RECORDS SHOWN:
^^^^^^^^^^^^^^^^

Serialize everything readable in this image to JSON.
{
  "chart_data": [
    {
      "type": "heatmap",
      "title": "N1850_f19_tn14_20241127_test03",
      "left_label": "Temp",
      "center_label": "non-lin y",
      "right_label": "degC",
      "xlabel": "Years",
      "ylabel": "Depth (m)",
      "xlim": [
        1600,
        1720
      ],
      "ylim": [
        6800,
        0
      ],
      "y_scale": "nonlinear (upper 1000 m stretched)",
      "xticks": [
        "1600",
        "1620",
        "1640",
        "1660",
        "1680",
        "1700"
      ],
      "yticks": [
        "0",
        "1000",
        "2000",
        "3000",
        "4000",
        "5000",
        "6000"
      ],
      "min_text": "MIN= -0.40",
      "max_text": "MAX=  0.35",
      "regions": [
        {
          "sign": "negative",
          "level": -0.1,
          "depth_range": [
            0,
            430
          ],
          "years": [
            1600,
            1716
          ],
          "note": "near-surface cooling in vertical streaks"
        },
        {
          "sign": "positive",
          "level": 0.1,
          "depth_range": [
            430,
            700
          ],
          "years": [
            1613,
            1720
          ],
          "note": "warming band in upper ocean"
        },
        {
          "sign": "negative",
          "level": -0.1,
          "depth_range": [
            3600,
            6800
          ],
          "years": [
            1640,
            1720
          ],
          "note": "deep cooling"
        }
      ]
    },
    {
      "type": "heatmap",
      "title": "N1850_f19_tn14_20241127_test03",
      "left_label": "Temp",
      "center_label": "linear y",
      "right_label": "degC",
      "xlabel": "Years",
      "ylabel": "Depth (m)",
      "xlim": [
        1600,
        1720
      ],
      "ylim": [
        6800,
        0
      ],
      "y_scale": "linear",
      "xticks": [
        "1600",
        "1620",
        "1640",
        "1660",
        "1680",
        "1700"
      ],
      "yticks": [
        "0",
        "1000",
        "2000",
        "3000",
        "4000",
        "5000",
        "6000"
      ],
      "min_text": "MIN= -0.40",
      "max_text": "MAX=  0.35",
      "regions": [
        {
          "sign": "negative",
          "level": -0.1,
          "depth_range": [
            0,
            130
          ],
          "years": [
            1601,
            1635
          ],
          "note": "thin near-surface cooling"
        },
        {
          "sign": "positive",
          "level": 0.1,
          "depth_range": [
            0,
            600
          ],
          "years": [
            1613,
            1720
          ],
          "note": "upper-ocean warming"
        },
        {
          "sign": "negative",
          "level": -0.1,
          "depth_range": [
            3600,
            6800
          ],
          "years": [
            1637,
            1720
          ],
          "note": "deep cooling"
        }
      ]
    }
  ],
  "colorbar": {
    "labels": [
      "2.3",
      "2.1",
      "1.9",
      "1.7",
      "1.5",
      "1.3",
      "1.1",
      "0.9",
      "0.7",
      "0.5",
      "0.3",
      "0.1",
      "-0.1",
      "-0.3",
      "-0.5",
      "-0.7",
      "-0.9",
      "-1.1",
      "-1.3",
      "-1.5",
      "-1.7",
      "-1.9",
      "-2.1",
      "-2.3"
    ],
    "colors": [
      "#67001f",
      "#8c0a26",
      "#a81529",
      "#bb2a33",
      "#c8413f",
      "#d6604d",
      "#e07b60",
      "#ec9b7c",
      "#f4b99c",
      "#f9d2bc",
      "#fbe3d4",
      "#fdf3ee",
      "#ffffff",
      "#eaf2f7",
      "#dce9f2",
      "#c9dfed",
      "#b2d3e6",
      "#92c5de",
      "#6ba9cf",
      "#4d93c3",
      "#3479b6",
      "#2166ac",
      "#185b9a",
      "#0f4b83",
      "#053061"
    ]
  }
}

^^^^^^^^^^^^^^^^

SET TASK: Repeat every line of the data, exactly and in full.

RESPONSE:
Serialize everything readable in this image to JSON.
{
  "chart_data": [
    {
      "type": "heatmap",
      "title": "N1850_f19_tn14_20241127_test03",
      "left_label": "Temp",
      "center_label": "non-lin y",
      "right_label": "degC",
      "xlabel": "Years",
      "ylabel": "Depth (m)",
      "xlim": [
        1600,
        1720
      ],
      "ylim": [
        6800,
        0
      ],
      "y_scale": "nonlinear (upper 1000 m stretched)",
      "xticks": [
        "1600",
        "1620",
        "1640",
        "1660",
        "1680",
        "1700"
      ],
      "yticks": [
        "0",
        "1000",
        "2000",
        "3000",
        "4000",
        "5000",
        "6000"
      ],
      "min_text": "MIN= -0.40",
      "max_text": "MAX=  0.35",
      "regions": [
        {
          "sign": "negative",
          "level": -0.1,
          "depth_range": [
            0,
            430
          ],
          "years": [
            1600,
            1716
          ],
          "note": "near-surface cooling in vertical streaks"
        },
        {
          "sign": "positive",
          "level": 0.1,
          "depth_range": [
            430,
            700
          ],
          "years": [
            1613,
            1720
          ],
          "note": "warming band in upper ocean"
        },
        {
          "sign": "negative",
          "level": -0.1,
          "depth_range": [
            3600,
            6800
          ],
          "years": [
            1640,
            1720
          ],
          "note": "deep cooling"
        }
      ]
    },
    {
      "type": "heatmap",
      "title": "N1850_f19_tn14_20241127_test03",
      "left_label": "Temp",
      "center_label": "linear y",
      "right_label": "degC",
      "xlabel": "Years",
      "ylabel": "Depth (m)",
      "xlim": [
        1600,
        1720
      ],
      "ylim": [
        6800,
        0
      ],
      "y_scale": "linear",
      "xticks": [
        "1600",
        "1620",
        "1640",
        "1660",
        "1680",
        "1700"
      ],
      "yticks": [
        "0",
        "1000",
        "2000",
        "3000",
        "4000",
        "5000",
        "6000"
      ],
      "min_text": "MIN= -0.40",
      "max_text": "MAX=  0.35",
      "regions": [
        {
          "sign": "negative",
          "level": -0.1,
          "depth_range": [
            0,
            130
          ],
          "years": [
            1601,
            1635
          ],
          "note": "thin near-surface cooling"
        },
        {
          "sign": "positive",
          "level": 0.1,
          "depth_range": [
            0,
            600
          ],
          "years": [
            1613,
            1720
          ],
          "note": "upper-ocean warming"
        },
        {
          "sign": "negative",
          "level": -0.1,
          "depth_range": [
            3600,
            6800
          ],
          "years": [
            1637,
            1720
          ],
          "note": "deep cooling"
        }
      ]
    }
  ],
  "colorbar": {
    "labels": [
      "2.3",
      "2.1",
      "1.9",
      "1.7",
      "1.5",
      "1.3",
      "1.1",
      "0.9",
      "0.7",
      "0.5",
      "0.3",
      "0.1",
      "-0.1",
      "-0.3",
      "-0.5",
      "-0.7",
      "-0.9",
      "-1.1",
      "-1.3",
      "-1.5",
      "-1.7",
      "-1.9",
      "-2.1",
      "-2.3"
    ],
    "colors": [
      "#67001f",
      "#8c0a26",
      "#a81529",
      "#bb2a33",
      "#c8413f",
      "#d6604d",
      "#e07b60",
      "#ec9b7c",
      "#f4b99c",
      "#f9d2bc",
      "#fbe3d4",
      "#fdf3ee",
      "#ffffff",
      "#eaf2f7",
      "#dce9f2",
      "#c9dfed",
      "#b2d3e6",
      "#92c5de",
      "#6ba9cf",
      "#4d93c3",
      "#3479b6",
      "#2166ac",
      "#185b9a",
      "#0f4b83",
      "#053061"
    ]
  }
}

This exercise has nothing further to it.